Written exercise = Format every line of the material below as a Markdown table with the columns No. and Line. Number the rows in order and leave out blank lines.
>>>>
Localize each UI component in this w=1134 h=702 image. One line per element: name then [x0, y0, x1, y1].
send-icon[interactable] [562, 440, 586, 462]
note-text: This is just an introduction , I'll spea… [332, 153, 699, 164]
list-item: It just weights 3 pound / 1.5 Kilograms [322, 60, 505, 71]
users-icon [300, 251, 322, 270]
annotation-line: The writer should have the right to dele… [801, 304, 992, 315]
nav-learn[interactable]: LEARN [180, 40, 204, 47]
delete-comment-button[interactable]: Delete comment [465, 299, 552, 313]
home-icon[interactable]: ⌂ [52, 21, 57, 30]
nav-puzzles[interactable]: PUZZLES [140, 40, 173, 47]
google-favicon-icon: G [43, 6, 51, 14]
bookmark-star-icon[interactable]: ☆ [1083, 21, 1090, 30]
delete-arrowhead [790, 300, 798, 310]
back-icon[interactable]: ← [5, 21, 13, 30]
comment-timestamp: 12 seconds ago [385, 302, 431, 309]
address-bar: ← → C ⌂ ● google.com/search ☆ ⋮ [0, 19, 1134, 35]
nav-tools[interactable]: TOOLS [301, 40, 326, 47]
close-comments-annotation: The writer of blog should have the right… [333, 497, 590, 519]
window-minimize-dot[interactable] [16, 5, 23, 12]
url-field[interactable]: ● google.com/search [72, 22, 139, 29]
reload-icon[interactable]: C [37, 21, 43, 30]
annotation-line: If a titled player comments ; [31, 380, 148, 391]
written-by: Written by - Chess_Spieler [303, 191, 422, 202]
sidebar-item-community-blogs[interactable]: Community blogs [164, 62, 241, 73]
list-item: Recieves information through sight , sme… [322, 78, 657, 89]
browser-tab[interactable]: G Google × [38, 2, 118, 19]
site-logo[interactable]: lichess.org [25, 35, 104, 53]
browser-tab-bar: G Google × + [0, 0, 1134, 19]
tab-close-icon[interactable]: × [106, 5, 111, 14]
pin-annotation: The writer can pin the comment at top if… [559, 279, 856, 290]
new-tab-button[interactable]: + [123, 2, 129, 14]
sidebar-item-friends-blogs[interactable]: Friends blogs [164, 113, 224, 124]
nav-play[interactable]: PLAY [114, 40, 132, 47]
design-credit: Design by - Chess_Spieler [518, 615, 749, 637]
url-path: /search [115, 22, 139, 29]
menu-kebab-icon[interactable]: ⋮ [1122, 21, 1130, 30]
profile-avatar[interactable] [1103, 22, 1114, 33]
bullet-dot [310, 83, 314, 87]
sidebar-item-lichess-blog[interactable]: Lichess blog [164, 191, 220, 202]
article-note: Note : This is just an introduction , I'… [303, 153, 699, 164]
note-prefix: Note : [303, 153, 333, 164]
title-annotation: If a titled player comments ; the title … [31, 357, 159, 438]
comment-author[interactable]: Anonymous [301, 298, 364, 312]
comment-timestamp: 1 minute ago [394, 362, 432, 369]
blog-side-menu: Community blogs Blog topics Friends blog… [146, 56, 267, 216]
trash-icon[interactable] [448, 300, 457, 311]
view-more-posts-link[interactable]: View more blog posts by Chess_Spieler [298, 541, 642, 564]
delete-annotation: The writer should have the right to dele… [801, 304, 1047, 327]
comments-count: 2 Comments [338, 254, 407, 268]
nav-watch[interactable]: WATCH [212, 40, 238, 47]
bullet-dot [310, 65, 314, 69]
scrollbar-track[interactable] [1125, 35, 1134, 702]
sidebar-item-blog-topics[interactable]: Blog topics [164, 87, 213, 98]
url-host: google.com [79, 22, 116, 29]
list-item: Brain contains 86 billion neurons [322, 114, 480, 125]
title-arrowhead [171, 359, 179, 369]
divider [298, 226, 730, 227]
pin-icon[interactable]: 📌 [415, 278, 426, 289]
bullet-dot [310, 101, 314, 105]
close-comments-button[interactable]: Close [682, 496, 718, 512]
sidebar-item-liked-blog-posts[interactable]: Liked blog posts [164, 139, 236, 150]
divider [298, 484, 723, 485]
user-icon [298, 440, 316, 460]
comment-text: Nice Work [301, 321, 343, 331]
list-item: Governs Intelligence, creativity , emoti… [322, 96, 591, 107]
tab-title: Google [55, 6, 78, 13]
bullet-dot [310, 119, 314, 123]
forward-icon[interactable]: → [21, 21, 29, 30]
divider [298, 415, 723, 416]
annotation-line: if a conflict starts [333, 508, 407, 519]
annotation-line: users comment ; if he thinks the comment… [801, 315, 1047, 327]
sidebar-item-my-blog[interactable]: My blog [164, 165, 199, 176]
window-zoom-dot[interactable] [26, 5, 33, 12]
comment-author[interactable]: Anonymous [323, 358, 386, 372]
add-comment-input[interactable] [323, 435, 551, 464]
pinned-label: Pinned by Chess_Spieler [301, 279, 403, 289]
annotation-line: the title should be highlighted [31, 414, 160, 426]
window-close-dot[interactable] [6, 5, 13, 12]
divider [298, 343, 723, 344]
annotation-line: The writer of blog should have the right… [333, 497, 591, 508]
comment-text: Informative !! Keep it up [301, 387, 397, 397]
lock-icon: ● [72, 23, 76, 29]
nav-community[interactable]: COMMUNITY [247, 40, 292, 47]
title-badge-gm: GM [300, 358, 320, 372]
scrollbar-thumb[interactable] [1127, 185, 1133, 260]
<<<<
Answer for the task =
| No. | Line |
|---|---|
| 1 | Localize each UI component in this w=1134 h=702 image. One line per element: name then [x0, y0, x1, y1]. |
| 2 | send-icon[interactable] [562, 440, 586, 462] |
| 3 | note-text: This is just an introduction , I'll spea… [332, 153, 699, 164] |
| 4 | list-item: It just weights 3 pound / 1.5 Kilograms [322, 60, 505, 71] |
| 5 | users-icon [300, 251, 322, 270] |
| 6 | annotation-line: The writer should have the right to dele… [801, 304, 992, 315] |
| 7 | nav-learn[interactable]: LEARN [180, 40, 204, 47] |
| 8 | delete-comment-button[interactable]: Delete comment [465, 299, 552, 313] |
| 9 | home-icon[interactable]: ⌂ [52, 21, 57, 30] |
| 10 | nav-puzzles[interactable]: PUZZLES [140, 40, 173, 47] |
| 11 | google-favicon-icon: G [43, 6, 51, 14] |
| 12 | bookmark-star-icon[interactable]: ☆ [1083, 21, 1090, 30] |
| 13 | delete-arrowhead [790, 300, 798, 310] |
| 14 | back-icon[interactable]: ← [5, 21, 13, 30] |
| 15 | comment-timestamp: 12 seconds ago [385, 302, 431, 309] |
| 16 | address-bar: ← → C ⌂ ● google.com/search ☆ ⋮ [0, 19, 1134, 35] |
| 17 | nav-tools[interactable]: TOOLS [301, 40, 326, 47] |
| 18 | close-comments-annotation: The writer of blog should have the right… [333, 497, 590, 519] |
| 19 | window-minimize-dot[interactable] [16, 5, 23, 12] |
| 20 | url-field[interactable]: ● google.com/search [72, 22, 139, 29] |
| 21 | reload-icon[interactable]: C [37, 21, 43, 30] |
| 22 | annotation-line: If a titled player comments ; [31, 380, 148, 391] |
| 23 | written-by: Written by - Chess_Spieler [303, 191, 422, 202] |
| 24 | sidebar-item-community-blogs[interactable]: Community blogs [164, 62, 241, 73] |
| 25 | list-item: Recieves information through sight , sme… [322, 78, 657, 89] |
| 26 | browser-tab[interactable]: G Google × [38, 2, 118, 19] |
| 27 | site-logo[interactable]: lichess.org [25, 35, 104, 53] |
| 28 | browser-tab-bar: G Google × + [0, 0, 1134, 19] |
| 29 | tab-close-icon[interactable]: × [106, 5, 111, 14] |
| 30 | pin-annotation: The writer can pin the comment at top if… [559, 279, 856, 290] |
| 31 | new-tab-button[interactable]: + [123, 2, 129, 14] |
| 32 | sidebar-item-friends-blogs[interactable]: Friends blogs [164, 113, 224, 124] |
| 33 | nav-play[interactable]: PLAY [114, 40, 132, 47] |
| 34 | design-credit: Design by - Chess_Spieler [518, 615, 749, 637] |
| 35 | url-path: /search [115, 22, 139, 29] |
| 36 | menu-kebab-icon[interactable]: ⋮ [1122, 21, 1130, 30] |
| 37 | profile-avatar[interactable] [1103, 22, 1114, 33] |
| 38 | bullet-dot [310, 83, 314, 87] |
| 39 | sidebar-item-lichess-blog[interactable]: Lichess blog [164, 191, 220, 202] |
| 40 | article-note: Note : This is just an introduction , I'… [303, 153, 699, 164] |
| 41 | note-prefix: Note : [303, 153, 333, 164] |
| 42 | title-annotation: If a titled player comments ; the title … [31, 357, 159, 438] |
| 43 | comment-author[interactable]: Anonymous [301, 298, 364, 312] |
| 44 | comment-timestamp: 1 minute ago [394, 362, 432, 369] |
| 45 | blog-side-menu: Community blogs Blog topics Friends blog… [146, 56, 267, 216] |
| 46 | trash-icon[interactable] [448, 300, 457, 311] |
| 47 | view-more-posts-link[interactable]: View more blog posts by Chess_Spieler [298, 541, 642, 564] |
| 48 | delete-annotation: The writer should have the right to dele… [801, 304, 1047, 327] |
| 49 | comments-count: 2 Comments [338, 254, 407, 268] |
| 50 | nav-watch[interactable]: WATCH [212, 40, 238, 47] |
| 51 | bullet-dot [310, 65, 314, 69] |
| 52 | scrollbar-track[interactable] [1125, 35, 1134, 702] |
| 53 | sidebar-item-blog-topics[interactable]: Blog topics [164, 87, 213, 98] |
| 54 | url-host: google.com [79, 22, 116, 29] |
| 55 | list-item: Brain contains 86 billion neurons [322, 114, 480, 125] |
| 56 | title-arrowhead [171, 359, 179, 369] |
| 57 | divider [298, 226, 730, 227] |
| 58 | pin-icon[interactable]: 📌 [415, 278, 426, 289] |
| 59 | bullet-dot [310, 101, 314, 105] |
| 60 | close-comments-button[interactable]: Close [682, 496, 718, 512] |
| 61 | sidebar-item-liked-blog-posts[interactable]: Liked blog posts [164, 139, 236, 150] |
| 62 | divider [298, 484, 723, 485] |
| 63 | user-icon [298, 440, 316, 460] |
| 64 | comment-text: Nice Work [301, 321, 343, 331] |
| 65 | list-item: Governs Intelligence, creativity , emoti… [322, 96, 591, 107] |
| 66 | tab-title: Google [55, 6, 78, 13] |
| 67 | bullet-dot [310, 119, 314, 123] |
| 68 | forward-icon[interactable]: → [21, 21, 29, 30] |
| 69 | divider [298, 415, 723, 416] |
| 70 | annotation-line: if a conflict starts [333, 508, 407, 519] |
| 71 | annotation-line: users comment ; if he thinks the comment… [801, 315, 1047, 327] |
| 72 | sidebar-item-my-blog[interactable]: My blog [164, 165, 199, 176] |
| 73 | window-zoom-dot[interactable] [26, 5, 33, 12] |
| 74 | comment-author[interactable]: Anonymous [323, 358, 386, 372] |
| 75 | add-comment-input[interactable] [323, 435, 551, 464] |
| 76 | pinned-label: Pinned by Chess_Spieler [301, 279, 403, 289] |
| 77 | annotation-line: the title should be highlighted [31, 414, 160, 426] |
| 78 | window-close-dot[interactable] [6, 5, 13, 12] |
| 79 | divider [298, 343, 723, 344] |
| 80 | annotation-line: The writer of blog should have the right… [333, 497, 591, 508] |
| 81 | comment-text: Informative !! Keep it up [301, 387, 397, 397] |
| 82 | lock-icon: ● [72, 23, 76, 29] |
| 83 | nav-community[interactable]: COMMUNITY [247, 40, 292, 47] |
| 84 | title-badge-gm: GM [300, 358, 320, 372] |
| 85 | scrollbar-thumb[interactable] [1127, 185, 1133, 260] |